=== Raw data ===
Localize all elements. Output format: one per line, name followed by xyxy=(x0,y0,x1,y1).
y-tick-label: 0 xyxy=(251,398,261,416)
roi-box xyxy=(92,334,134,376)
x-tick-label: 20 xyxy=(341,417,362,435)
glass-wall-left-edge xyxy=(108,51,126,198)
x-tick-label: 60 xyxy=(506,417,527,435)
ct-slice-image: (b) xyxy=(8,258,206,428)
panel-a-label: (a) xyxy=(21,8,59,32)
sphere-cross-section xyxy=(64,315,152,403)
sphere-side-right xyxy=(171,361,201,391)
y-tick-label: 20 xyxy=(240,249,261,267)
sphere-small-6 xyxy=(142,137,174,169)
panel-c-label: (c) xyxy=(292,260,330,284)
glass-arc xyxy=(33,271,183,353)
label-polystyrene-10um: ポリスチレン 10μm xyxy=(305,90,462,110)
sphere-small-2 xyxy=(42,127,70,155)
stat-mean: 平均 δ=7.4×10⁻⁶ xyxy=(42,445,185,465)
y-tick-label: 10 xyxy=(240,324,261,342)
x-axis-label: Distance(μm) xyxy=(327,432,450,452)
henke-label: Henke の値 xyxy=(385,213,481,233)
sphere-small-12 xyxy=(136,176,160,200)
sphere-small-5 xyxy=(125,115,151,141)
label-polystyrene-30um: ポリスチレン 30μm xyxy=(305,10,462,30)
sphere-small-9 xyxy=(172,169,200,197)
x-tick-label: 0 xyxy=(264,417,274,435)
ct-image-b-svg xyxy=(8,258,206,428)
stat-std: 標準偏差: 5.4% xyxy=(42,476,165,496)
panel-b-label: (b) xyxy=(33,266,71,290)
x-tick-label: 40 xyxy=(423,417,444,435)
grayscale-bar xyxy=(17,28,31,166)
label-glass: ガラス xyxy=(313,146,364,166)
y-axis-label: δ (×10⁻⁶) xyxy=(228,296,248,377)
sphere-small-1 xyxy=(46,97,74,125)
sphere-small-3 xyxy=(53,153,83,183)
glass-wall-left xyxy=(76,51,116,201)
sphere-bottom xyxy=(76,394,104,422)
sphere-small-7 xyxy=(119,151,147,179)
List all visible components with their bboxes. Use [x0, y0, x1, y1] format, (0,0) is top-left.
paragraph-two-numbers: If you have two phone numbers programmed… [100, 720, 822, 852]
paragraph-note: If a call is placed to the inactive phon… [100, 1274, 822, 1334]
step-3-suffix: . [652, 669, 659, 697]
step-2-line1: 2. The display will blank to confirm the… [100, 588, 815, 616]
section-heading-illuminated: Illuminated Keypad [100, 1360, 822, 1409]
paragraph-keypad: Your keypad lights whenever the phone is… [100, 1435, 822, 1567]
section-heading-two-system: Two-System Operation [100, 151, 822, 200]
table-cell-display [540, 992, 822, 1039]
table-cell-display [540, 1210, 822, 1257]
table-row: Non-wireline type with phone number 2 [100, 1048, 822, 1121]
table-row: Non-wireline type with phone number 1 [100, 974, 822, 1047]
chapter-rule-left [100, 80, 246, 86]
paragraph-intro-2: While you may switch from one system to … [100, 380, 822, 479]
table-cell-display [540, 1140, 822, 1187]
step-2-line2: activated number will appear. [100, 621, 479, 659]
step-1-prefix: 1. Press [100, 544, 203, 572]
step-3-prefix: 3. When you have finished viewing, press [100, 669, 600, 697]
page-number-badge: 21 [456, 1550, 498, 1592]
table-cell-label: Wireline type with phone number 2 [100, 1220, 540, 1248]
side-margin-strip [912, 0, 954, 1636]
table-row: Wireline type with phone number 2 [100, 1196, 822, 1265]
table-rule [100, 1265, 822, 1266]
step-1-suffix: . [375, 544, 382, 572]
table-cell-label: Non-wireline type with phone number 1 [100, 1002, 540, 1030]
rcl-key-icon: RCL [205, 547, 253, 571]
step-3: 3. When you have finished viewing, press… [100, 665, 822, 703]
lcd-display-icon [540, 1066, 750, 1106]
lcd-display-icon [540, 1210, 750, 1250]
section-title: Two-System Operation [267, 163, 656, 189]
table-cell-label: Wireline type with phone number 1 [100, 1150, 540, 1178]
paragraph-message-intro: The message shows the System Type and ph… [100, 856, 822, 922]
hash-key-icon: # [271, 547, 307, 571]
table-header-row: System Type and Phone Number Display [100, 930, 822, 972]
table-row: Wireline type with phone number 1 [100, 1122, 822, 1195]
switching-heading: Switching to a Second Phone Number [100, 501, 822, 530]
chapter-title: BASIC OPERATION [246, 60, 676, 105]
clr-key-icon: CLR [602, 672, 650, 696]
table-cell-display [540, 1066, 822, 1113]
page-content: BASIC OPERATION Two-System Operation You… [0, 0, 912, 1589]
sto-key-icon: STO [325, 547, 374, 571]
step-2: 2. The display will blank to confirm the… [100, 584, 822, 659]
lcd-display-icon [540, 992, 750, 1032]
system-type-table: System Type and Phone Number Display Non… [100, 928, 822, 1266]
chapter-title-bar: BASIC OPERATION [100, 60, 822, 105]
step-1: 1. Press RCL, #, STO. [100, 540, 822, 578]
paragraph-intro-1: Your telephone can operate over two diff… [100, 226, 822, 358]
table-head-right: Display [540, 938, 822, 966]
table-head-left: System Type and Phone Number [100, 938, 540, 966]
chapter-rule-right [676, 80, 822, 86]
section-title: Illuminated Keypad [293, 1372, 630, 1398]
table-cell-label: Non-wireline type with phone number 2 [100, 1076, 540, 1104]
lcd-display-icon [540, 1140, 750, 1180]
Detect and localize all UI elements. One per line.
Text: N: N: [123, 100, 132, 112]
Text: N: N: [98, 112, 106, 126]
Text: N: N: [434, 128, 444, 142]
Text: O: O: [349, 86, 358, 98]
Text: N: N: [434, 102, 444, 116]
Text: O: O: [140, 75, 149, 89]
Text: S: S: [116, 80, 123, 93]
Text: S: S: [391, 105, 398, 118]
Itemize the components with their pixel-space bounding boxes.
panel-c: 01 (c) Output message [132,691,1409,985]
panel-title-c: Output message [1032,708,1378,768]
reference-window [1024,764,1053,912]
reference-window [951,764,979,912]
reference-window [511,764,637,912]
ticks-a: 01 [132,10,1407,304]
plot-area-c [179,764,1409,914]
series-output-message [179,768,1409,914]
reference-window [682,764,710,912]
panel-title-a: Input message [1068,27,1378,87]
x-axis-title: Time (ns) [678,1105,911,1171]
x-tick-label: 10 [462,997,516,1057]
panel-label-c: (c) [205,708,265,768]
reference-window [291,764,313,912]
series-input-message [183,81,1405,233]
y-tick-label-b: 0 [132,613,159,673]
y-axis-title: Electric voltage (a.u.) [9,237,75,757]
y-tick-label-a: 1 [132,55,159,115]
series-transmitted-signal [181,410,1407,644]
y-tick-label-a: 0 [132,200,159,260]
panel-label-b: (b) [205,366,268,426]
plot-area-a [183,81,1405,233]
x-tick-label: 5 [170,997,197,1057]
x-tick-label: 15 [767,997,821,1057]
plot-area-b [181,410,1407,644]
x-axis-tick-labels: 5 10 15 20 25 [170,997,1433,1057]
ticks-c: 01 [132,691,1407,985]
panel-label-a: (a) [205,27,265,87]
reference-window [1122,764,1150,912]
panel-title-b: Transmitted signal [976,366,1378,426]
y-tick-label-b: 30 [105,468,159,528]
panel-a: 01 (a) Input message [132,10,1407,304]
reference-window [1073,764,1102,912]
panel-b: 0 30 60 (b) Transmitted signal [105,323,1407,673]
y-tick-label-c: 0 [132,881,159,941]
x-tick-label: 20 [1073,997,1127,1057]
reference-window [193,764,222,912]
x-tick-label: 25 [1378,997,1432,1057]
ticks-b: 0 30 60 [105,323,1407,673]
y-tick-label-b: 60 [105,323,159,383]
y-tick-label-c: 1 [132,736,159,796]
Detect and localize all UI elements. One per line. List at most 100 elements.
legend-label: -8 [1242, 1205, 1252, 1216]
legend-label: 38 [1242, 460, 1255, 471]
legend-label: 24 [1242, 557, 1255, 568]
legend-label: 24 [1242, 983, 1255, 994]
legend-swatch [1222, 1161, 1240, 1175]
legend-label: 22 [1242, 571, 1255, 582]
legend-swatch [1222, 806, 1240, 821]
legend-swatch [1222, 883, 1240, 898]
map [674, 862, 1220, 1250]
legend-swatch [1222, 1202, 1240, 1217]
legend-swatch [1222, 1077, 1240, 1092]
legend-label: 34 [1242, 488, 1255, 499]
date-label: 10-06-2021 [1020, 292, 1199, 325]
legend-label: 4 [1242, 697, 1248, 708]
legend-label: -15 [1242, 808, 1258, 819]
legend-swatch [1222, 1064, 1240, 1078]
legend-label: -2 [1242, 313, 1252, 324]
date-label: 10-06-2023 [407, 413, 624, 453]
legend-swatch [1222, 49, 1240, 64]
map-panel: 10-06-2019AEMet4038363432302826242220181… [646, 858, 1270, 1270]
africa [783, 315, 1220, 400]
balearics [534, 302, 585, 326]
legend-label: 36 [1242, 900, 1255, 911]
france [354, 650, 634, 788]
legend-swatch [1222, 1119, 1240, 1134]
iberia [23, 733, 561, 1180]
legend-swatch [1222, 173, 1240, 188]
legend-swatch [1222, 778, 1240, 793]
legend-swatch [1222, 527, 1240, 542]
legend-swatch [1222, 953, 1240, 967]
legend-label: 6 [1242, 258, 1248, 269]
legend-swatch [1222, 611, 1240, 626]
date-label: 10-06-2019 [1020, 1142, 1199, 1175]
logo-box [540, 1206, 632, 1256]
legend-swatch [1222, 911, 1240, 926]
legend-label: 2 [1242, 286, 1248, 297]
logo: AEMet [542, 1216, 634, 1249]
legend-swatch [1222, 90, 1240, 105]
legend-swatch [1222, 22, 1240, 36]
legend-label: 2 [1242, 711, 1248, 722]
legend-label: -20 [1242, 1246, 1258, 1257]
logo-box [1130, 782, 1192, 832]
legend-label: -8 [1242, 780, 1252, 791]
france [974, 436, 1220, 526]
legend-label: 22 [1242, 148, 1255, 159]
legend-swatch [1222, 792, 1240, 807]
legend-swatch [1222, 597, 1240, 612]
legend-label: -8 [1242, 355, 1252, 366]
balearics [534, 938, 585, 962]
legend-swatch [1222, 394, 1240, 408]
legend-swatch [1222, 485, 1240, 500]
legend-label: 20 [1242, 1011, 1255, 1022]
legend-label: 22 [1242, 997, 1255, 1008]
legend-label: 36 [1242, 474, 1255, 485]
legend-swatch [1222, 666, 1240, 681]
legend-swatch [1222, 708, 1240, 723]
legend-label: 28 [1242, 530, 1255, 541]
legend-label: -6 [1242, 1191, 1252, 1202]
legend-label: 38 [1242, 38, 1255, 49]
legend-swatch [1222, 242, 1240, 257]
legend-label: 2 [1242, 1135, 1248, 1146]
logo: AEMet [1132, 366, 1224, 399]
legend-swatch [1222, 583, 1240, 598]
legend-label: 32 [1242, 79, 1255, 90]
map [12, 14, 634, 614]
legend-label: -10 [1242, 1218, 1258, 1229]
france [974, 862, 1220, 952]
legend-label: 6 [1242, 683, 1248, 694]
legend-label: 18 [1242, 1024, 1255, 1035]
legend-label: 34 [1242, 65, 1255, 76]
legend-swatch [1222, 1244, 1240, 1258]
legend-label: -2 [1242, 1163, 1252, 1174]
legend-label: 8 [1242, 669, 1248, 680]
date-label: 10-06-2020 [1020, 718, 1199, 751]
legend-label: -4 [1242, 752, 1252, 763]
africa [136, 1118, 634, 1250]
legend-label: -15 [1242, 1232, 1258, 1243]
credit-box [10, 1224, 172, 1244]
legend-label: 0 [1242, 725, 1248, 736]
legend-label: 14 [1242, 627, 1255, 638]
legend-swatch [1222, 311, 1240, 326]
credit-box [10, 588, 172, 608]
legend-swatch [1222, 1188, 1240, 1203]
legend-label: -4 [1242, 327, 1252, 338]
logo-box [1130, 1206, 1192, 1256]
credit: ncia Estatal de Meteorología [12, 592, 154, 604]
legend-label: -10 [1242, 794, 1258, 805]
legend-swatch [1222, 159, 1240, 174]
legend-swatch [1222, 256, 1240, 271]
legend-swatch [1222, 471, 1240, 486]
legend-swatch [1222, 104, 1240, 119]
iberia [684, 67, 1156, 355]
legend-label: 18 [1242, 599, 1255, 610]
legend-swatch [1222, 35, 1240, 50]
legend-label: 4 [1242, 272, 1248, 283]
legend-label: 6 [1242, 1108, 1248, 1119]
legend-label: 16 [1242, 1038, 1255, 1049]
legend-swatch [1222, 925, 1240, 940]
===
**Stated goal:**
Format the stretch of data from its start through the line containing "glass-wall-left-edge xyxy=(108,51,126,198)" as a numbered list, leaving out any blank lines.

**Full output:**
1. Localize all elements. Output format: one per line, name followed by xyxy=(x0,y0,x1,y1).
2. y-tick-label: 0 xyxy=(251,398,261,416)
3. roi-box xyxy=(92,334,134,376)
4. x-tick-label: 20 xyxy=(341,417,362,435)
5. glass-wall-left-edge xyxy=(108,51,126,198)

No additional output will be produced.